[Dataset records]

- - - - -

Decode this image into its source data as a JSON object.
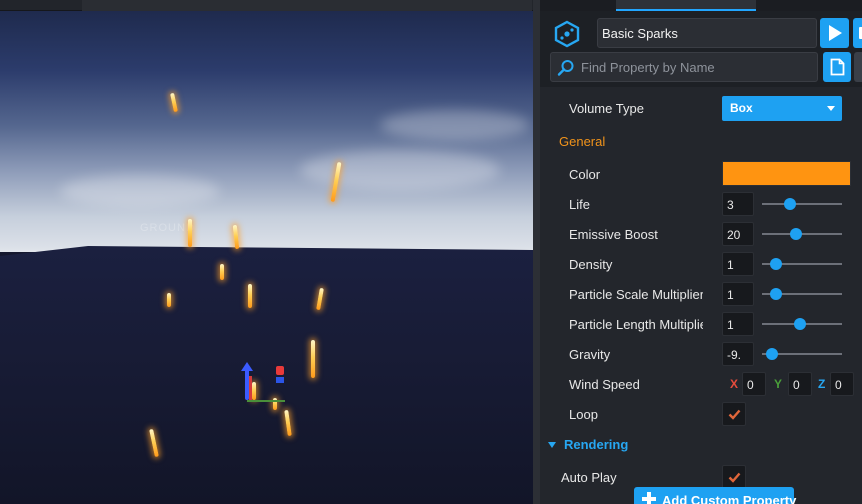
{
  "viewport": {
    "ground_label": "GROUND"
  },
  "panel": {
    "object_name": "Basic Sparks",
    "search": {
      "placeholder": "Find Property by Name"
    }
  },
  "properties": {
    "volume_type": {
      "label": "Volume Type",
      "value": "Box"
    },
    "general_header": "General",
    "color": {
      "label": "Color",
      "value": "#FF9411"
    },
    "life": {
      "label": "Life",
      "value": "3",
      "slider_fraction": 0.35
    },
    "emissive_boost": {
      "label": "Emissive Boost",
      "value": "20",
      "slider_fraction": 0.43
    },
    "density": {
      "label": "Density",
      "value": "1",
      "slider_fraction": 0.18
    },
    "particle_scale_multiplier": {
      "label": "Particle Scale Multiplier",
      "value": "1",
      "slider_fraction": 0.18
    },
    "particle_length_multiplier": {
      "label": "Particle Length Multiplier",
      "value": "1",
      "slider_fraction": 0.47
    },
    "gravity": {
      "label": "Gravity",
      "value": "-9.",
      "slider_fraction": 0.12
    },
    "wind_speed": {
      "label": "Wind Speed",
      "x_label": "X",
      "x": "0",
      "y_label": "Y",
      "y": "0",
      "z_label": "Z",
      "z": "0"
    },
    "loop": {
      "label": "Loop",
      "checked": true
    },
    "rendering_header": "Rendering",
    "auto_play": {
      "label": "Auto Play",
      "checked": true
    }
  },
  "buttons": {
    "add_custom_property": "Add Custom Property"
  },
  "colors": {
    "accent": "#1EA1F2",
    "section_general": "#F0931B",
    "check": "#E0663A",
    "axis_x": "#E74C3C",
    "axis_y": "#4A9F3A",
    "axis_z": "#27A7F2"
  }
}
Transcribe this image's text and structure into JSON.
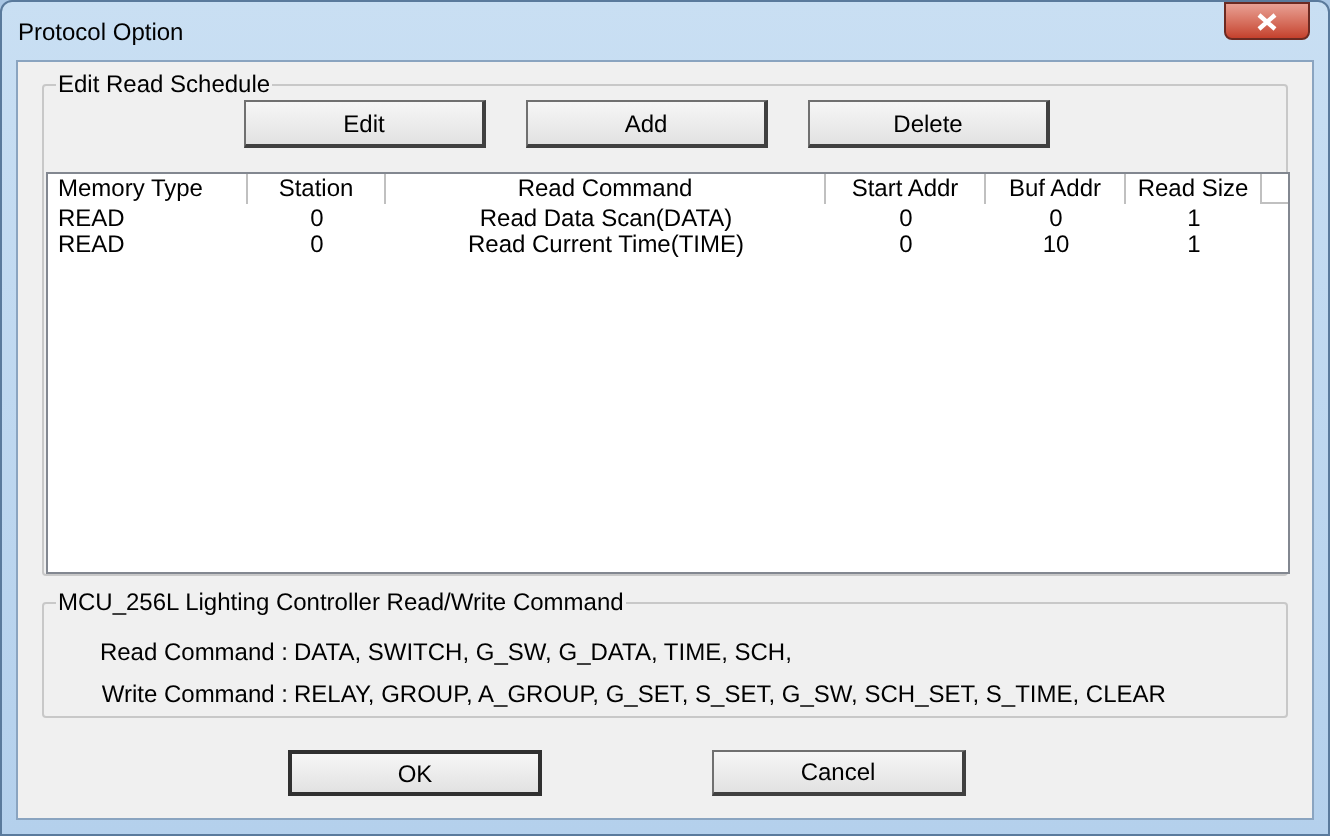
{
  "window": {
    "title": "Protocol Option"
  },
  "schedule": {
    "title": "Edit Read Schedule",
    "buttons": [
      "Edit",
      "Add",
      "Delete"
    ],
    "columns": [
      "Memory Type",
      "Station",
      "Read Command",
      "Start Addr",
      "Buf Addr",
      "Read Size"
    ],
    "rows": [
      [
        "READ",
        "0",
        "Read Data Scan(DATA)",
        "0",
        "0",
        "1"
      ],
      [
        "READ",
        "0",
        "Read Current Time(TIME)",
        "0",
        "10",
        "1"
      ]
    ]
  },
  "commands": {
    "title": "MCU_256L Lighting Controller Read/Write Command",
    "lines": [
      {
        "label": "Read Command :",
        "value": "DATA, SWITCH, G_SW, G_DATA, TIME, SCH,"
      },
      {
        "label": "Write Command :",
        "value": "RELAY, GROUP, A_GROUP, G_SET, S_SET, G_SW, SCH_SET, S_TIME, CLEAR"
      }
    ]
  },
  "buttons": [
    {
      "label": "OK",
      "default": true
    },
    {
      "label": "Cancel",
      "default": false
    }
  ]
}
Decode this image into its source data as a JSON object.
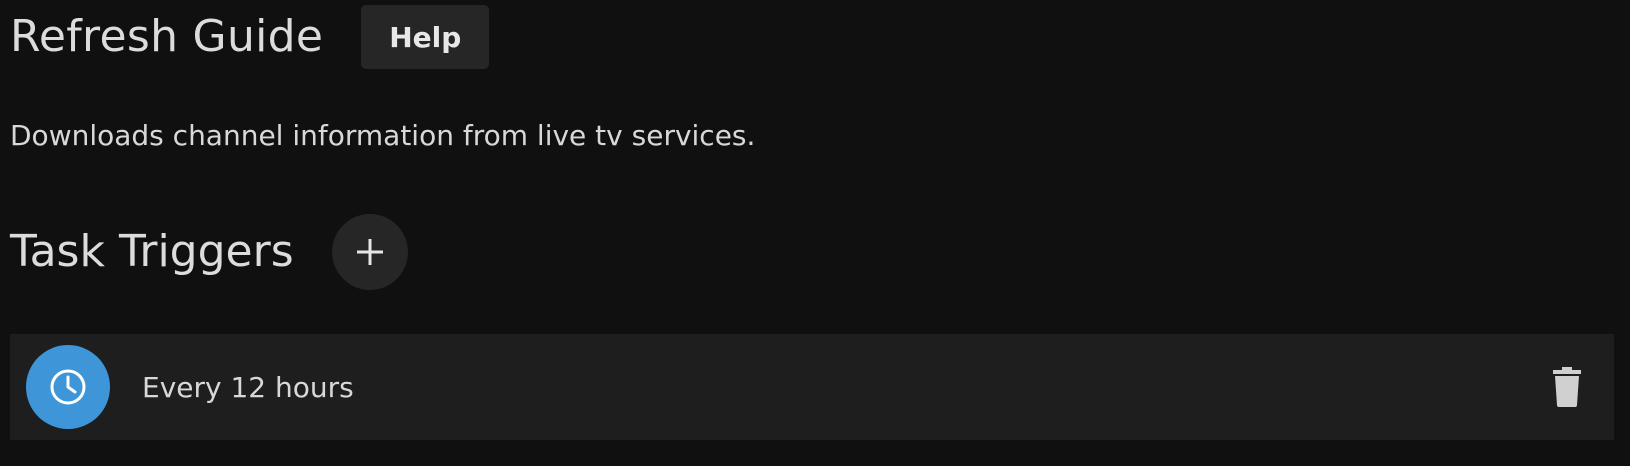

- - - - -

Goal of the exercise:
Pictures are not part of the copy. Extract exactly the lines from the line containing "Transcribe this image's" through the final line of the entries above, both included.

Problem solution:
Transcribe this image's text and structure into JSON.
{
  "window": {
    "title": "Protocol Option"
  },
  "schedule": {
    "title": "Edit Read Schedule",
    "buttons": [
      "Edit",
      "Add",
      "Delete"
    ],
    "columns": [
      "Memory Type",
      "Station",
      "Read Command",
      "Start Addr",
      "Buf Addr",
      "Read Size"
    ],
    "rows": [
      [
        "READ",
        "0",
        "Read Data Scan(DATA)",
        "0",
        "0",
        "1"
      ],
      [
        "READ",
        "0",
        "Read Current Time(TIME)",
        "0",
        "10",
        "1"
      ]
    ]
  },
  "commands": {
    "title": "MCU_256L Lighting Controller Read/Write Command",
    "lines": [
      {
        "label": "Read Command :",
        "value": "DATA, SWITCH, G_SW, G_DATA, TIME, SCH,"
      },
      {
        "label": "Write Command :",
        "value": "RELAY, GROUP, A_GROUP, G_SET, S_SET, G_SW, SCH_SET, S_TIME, CLEAR"
      }
    ]
  },
  "buttons": [
    {
      "label": "OK",
      "default": true
    },
    {
      "label": "Cancel",
      "default": false
    }
  ]
}
Decode this image into its source data as a JSON object.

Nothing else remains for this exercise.